(Given problem) Pick out every line of the entries below where "nachsehen" occurs, and copy those lines.
============================================================
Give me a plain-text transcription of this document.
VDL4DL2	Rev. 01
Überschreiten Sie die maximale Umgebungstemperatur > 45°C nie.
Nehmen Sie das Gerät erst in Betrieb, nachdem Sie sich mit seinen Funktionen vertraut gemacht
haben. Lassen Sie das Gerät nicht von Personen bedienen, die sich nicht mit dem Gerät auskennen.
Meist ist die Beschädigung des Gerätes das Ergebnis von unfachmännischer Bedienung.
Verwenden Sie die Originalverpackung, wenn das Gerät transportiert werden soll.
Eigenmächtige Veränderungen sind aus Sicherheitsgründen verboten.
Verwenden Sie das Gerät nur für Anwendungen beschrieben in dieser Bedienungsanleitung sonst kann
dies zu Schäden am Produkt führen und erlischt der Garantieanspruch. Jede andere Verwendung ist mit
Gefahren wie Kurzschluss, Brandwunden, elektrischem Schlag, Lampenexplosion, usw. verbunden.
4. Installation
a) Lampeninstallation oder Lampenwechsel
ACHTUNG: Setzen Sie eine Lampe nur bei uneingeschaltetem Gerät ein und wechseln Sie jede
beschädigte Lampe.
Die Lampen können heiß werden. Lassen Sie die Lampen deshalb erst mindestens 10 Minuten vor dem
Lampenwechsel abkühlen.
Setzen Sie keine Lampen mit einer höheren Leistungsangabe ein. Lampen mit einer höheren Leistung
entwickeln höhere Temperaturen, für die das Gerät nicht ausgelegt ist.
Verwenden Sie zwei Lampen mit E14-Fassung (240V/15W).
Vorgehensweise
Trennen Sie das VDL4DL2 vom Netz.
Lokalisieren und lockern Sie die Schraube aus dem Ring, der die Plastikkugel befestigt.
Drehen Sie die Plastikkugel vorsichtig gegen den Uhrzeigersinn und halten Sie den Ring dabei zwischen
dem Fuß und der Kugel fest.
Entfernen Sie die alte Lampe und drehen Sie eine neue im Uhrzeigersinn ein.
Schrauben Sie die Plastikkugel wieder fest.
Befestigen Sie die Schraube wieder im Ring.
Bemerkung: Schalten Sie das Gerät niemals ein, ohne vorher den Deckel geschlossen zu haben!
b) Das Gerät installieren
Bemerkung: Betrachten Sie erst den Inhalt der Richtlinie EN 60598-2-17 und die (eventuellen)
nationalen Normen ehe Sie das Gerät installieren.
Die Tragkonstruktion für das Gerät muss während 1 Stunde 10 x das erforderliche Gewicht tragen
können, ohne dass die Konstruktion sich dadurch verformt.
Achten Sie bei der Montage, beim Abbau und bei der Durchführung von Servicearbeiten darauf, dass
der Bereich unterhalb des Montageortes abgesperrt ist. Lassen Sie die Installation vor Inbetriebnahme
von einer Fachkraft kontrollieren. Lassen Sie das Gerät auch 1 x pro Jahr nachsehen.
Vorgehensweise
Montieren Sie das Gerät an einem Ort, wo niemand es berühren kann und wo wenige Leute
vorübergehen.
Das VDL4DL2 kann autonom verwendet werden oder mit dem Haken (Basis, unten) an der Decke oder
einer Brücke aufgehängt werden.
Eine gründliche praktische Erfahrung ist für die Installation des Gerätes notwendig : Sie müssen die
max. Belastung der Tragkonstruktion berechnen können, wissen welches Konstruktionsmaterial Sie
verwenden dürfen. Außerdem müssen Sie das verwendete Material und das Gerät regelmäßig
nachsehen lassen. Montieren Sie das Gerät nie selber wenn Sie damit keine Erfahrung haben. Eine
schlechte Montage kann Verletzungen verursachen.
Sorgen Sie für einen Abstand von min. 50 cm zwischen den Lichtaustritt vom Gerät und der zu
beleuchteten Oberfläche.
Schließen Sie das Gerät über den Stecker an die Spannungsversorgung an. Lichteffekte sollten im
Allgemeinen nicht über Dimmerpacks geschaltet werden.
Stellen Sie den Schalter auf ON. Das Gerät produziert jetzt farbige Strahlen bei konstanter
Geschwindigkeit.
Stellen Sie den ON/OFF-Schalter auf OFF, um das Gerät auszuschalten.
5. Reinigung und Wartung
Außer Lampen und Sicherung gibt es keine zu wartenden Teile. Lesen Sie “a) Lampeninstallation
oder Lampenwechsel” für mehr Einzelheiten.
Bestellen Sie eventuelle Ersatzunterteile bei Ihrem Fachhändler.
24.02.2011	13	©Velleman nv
============================================================
(Written answer)
von einer Fachkraft kontrollieren. Lassen Sie das Gerät auch 1 x pro Jahr nachsehen.
nachsehen lassen. Montieren Sie das Gerät nie selber wenn Sie damit keine Erfahrung haben. Eine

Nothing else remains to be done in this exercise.